— Start Dataset records —

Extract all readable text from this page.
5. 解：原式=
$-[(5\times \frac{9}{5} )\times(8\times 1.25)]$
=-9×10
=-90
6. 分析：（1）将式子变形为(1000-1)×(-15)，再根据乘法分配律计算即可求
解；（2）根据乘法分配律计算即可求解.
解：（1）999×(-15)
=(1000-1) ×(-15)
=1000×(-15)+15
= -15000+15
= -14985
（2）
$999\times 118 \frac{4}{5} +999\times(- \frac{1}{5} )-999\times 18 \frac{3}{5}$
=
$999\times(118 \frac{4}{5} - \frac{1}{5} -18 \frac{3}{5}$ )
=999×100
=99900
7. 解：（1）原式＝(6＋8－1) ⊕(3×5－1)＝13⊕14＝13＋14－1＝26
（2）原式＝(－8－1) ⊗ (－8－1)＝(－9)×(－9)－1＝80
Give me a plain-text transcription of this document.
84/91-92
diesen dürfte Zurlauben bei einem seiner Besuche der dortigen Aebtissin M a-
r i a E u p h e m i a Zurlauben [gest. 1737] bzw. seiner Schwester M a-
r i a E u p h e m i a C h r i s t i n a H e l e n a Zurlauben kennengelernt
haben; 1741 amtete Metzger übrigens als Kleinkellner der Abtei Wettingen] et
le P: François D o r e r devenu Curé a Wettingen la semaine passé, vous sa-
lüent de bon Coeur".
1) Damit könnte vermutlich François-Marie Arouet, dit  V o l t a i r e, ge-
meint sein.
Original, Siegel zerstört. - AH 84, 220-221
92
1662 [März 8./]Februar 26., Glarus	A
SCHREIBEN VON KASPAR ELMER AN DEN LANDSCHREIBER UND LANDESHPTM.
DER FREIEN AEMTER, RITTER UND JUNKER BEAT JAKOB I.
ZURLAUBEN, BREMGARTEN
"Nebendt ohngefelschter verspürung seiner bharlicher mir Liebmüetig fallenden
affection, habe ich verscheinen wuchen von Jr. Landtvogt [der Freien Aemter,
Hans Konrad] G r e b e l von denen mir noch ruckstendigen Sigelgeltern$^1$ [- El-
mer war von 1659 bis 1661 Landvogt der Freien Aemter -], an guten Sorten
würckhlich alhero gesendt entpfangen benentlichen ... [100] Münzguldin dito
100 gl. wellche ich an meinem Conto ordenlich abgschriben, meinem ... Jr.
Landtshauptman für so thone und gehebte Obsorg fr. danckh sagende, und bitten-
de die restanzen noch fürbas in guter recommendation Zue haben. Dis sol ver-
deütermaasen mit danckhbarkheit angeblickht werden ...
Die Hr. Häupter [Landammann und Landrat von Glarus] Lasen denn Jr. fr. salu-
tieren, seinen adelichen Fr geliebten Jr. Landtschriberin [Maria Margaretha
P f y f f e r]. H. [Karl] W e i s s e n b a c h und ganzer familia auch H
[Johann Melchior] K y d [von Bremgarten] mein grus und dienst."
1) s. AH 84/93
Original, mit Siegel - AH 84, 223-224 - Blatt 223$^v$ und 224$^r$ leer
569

— End Dataset records —

Challenge: Repeat the material above in full, keeping every word.

Answer to this problem:
Extract all readable text from this page.
5. 解：原式=
$-[(5\times \frac{9}{5} )\times(8\times 1.25)]$
=-9×10
=-90
6. 分析：（1）将式子变形为(1000-1)×(-15)，再根据乘法分配律计算即可求
解；（2）根据乘法分配律计算即可求解.
解：（1）999×(-15)
=(1000-1) ×(-15)
=1000×(-15)+15
= -15000+15
= -14985
（2）
$999\times 118 \frac{4}{5} +999\times(- \frac{1}{5} )-999\times 18 \frac{3}{5}$
=
$999\times(118 \frac{4}{5} - \frac{1}{5} -18 \frac{3}{5}$ )
=999×100
=99900
7. 解：（1）原式＝(6＋8－1) ⊕(3×5－1)＝13⊕14＝13＋14－1＝26
（2）原式＝(－8－1) ⊗ (－8－1)＝(－9)×(－9)－1＝80
Give me a plain-text transcription of this document.
84/91-92
diesen dürfte Zurlauben bei einem seiner Besuche der dortigen Aebtissin M a-
r i a E u p h e m i a Zurlauben [gest. 1737] bzw. seiner Schwester M a-
r i a E u p h e m i a C h r i s t i n a H e l e n a Zurlauben kennengelernt
haben; 1741 amtete Metzger übrigens als Kleinkellner der Abtei Wettingen] et
le P: François D o r e r devenu Curé a Wettingen la semaine passé, vous sa-
lüent de bon Coeur".
1) Damit könnte vermutlich François-Marie Arouet, dit  V o l t a i r e, ge-
meint sein.
Original, Siegel zerstört. - AH 84, 220-221
92
1662 [März 8./]Februar 26., Glarus	A
SCHREIBEN VON KASPAR ELMER AN DEN LANDSCHREIBER UND LANDESHPTM.
DER FREIEN AEMTER, RITTER UND JUNKER BEAT JAKOB I.
ZURLAUBEN, BREMGARTEN
"Nebendt ohngefelschter verspürung seiner bharlicher mir Liebmüetig fallenden
affection, habe ich verscheinen wuchen von Jr. Landtvogt [der Freien Aemter,
Hans Konrad] G r e b e l von denen mir noch ruckstendigen Sigelgeltern$^1$ [- El-
mer war von 1659 bis 1661 Landvogt der Freien Aemter -], an guten Sorten
würckhlich alhero gesendt entpfangen benentlichen ... [100] Münzguldin dito
100 gl. wellche ich an meinem Conto ordenlich abgschriben, meinem ... Jr.
Landtshauptman für so thone und gehebte Obsorg fr. danckh sagende, und bitten-
de die restanzen noch fürbas in guter recommendation Zue haben. Dis sol ver-
deütermaasen mit danckhbarkheit angeblickht werden ...
Die Hr. Häupter [Landammann und Landrat von Glarus] Lasen denn Jr. fr. salu-
tieren, seinen adelichen Fr geliebten Jr. Landtschriberin [Maria Margaretha
P f y f f e r]. H. [Karl] W e i s s e n b a c h und ganzer familia auch H
[Johann Melchior] K y d [von Bremgarten] mein grus und dienst."
1) s. AH 84/93
Original, mit Siegel - AH 84, 223-224 - Blatt 223$^v$ und 224$^r$ leer
569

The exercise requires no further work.